Could you reproduce the material below, switching every "Wine Price($)" to "Bottle Price($)" and leaving everything else as it is?

Start of Supplied material

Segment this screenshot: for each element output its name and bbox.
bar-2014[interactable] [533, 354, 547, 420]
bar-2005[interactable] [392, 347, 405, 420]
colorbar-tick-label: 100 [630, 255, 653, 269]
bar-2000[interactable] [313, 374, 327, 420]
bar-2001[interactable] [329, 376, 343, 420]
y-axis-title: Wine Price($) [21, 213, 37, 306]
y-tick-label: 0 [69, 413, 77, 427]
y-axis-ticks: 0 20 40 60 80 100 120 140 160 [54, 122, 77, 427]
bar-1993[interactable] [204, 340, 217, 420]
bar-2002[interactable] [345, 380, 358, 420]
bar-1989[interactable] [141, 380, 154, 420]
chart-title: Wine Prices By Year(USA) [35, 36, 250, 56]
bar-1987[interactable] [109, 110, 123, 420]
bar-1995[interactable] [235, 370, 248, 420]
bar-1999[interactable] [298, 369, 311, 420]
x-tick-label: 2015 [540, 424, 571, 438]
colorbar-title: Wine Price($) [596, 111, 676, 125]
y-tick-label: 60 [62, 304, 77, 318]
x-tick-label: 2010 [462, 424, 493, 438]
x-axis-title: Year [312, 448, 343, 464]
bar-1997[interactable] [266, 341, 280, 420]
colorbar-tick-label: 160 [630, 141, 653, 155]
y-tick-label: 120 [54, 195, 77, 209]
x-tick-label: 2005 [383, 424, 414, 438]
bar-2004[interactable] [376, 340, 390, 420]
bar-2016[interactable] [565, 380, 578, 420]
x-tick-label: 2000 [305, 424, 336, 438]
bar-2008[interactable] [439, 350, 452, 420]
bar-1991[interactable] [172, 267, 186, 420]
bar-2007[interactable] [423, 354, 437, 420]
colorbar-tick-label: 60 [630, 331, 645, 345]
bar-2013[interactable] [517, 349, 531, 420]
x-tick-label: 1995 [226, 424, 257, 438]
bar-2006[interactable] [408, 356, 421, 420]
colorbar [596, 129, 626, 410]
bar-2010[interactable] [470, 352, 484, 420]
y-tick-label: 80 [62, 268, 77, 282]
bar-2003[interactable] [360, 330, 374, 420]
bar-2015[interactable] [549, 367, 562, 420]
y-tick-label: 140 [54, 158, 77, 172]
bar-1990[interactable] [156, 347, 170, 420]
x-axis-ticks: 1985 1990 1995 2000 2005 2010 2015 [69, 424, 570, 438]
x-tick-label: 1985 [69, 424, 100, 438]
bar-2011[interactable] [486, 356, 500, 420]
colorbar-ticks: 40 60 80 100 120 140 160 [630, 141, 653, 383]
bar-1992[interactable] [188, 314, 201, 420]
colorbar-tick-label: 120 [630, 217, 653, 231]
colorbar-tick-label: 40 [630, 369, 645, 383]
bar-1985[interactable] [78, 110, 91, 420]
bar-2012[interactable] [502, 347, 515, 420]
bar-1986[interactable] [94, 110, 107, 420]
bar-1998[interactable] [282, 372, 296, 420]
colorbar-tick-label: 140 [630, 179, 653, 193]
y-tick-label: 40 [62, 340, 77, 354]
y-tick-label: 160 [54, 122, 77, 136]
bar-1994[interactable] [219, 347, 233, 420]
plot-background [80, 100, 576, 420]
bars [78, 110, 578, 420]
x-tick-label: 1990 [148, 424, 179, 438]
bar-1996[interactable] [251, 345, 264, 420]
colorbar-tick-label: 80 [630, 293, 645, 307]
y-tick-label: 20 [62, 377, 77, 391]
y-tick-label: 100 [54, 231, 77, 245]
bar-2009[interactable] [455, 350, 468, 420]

End of Supplied material

Solved exercise
Segment this screenshot: for each element output its name and bbox.
bar-2014[interactable] [533, 354, 547, 420]
bar-2005[interactable] [392, 347, 405, 420]
colorbar-tick-label: 100 [630, 255, 653, 269]
bar-2000[interactable] [313, 374, 327, 420]
bar-2001[interactable] [329, 376, 343, 420]
y-axis-title: Bottle Price($) [21, 213, 37, 306]
y-tick-label: 0 [69, 413, 77, 427]
y-axis-ticks: 0 20 40 60 80 100 120 140 160 [54, 122, 77, 427]
bar-1993[interactable] [204, 340, 217, 420]
bar-2002[interactable] [345, 380, 358, 420]
bar-1989[interactable] [141, 380, 154, 420]
chart-title: Wine Prices By Year(USA) [35, 36, 250, 56]
bar-1987[interactable] [109, 110, 123, 420]
bar-1995[interactable] [235, 370, 248, 420]
bar-1999[interactable] [298, 369, 311, 420]
x-tick-label: 2015 [540, 424, 571, 438]
colorbar-title: Bottle Price($) [596, 111, 676, 125]
y-tick-label: 60 [62, 304, 77, 318]
x-tick-label: 2010 [462, 424, 493, 438]
x-axis-title: Year [312, 448, 343, 464]
bar-1997[interactable] [266, 341, 280, 420]
colorbar-tick-label: 160 [630, 141, 653, 155]
y-tick-label: 120 [54, 195, 77, 209]
x-tick-label: 2005 [383, 424, 414, 438]
bar-2004[interactable] [376, 340, 390, 420]
bar-2016[interactable] [565, 380, 578, 420]
x-tick-label: 2000 [305, 424, 336, 438]
bar-2008[interactable] [439, 350, 452, 420]
bar-1991[interactable] [172, 267, 186, 420]
bar-2007[interactable] [423, 354, 437, 420]
colorbar-tick-label: 60 [630, 331, 645, 345]
bar-2013[interactable] [517, 349, 531, 420]
x-tick-label: 1995 [226, 424, 257, 438]
bar-2006[interactable] [408, 356, 421, 420]
colorbar [596, 129, 626, 410]
bar-2010[interactable] [470, 352, 484, 420]
y-tick-label: 80 [62, 268, 77, 282]
bar-2003[interactable] [360, 330, 374, 420]
bar-2015[interactable] [549, 367, 562, 420]
y-tick-label: 140 [54, 158, 77, 172]
bar-1990[interactable] [156, 347, 170, 420]
x-axis-ticks: 1985 1990 1995 2000 2005 2010 2015 [69, 424, 570, 438]
x-tick-label: 1985 [69, 424, 100, 438]
bar-2011[interactable] [486, 356, 500, 420]
colorbar-ticks: 40 60 80 100 120 140 160 [630, 141, 653, 383]
bar-1992[interactable] [188, 314, 201, 420]
colorbar-tick-label: 120 [630, 217, 653, 231]
colorbar-tick-label: 40 [630, 369, 645, 383]
bar-1985[interactable] [78, 110, 91, 420]
bar-2012[interactable] [502, 347, 515, 420]
bar-1986[interactable] [94, 110, 107, 420]
bar-1998[interactable] [282, 372, 296, 420]
colorbar-tick-label: 140 [630, 179, 653, 193]
y-tick-label: 40 [62, 340, 77, 354]
y-tick-label: 160 [54, 122, 77, 136]
bar-1994[interactable] [219, 347, 233, 420]
plot-background [80, 100, 576, 420]
bars [78, 110, 578, 420]
x-tick-label: 1990 [148, 424, 179, 438]
bar-1996[interactable] [251, 345, 264, 420]
colorbar-tick-label: 80 [630, 293, 645, 307]
y-tick-label: 20 [62, 377, 77, 391]
y-tick-label: 100 [54, 231, 77, 245]
bar-2009[interactable] [455, 350, 468, 420]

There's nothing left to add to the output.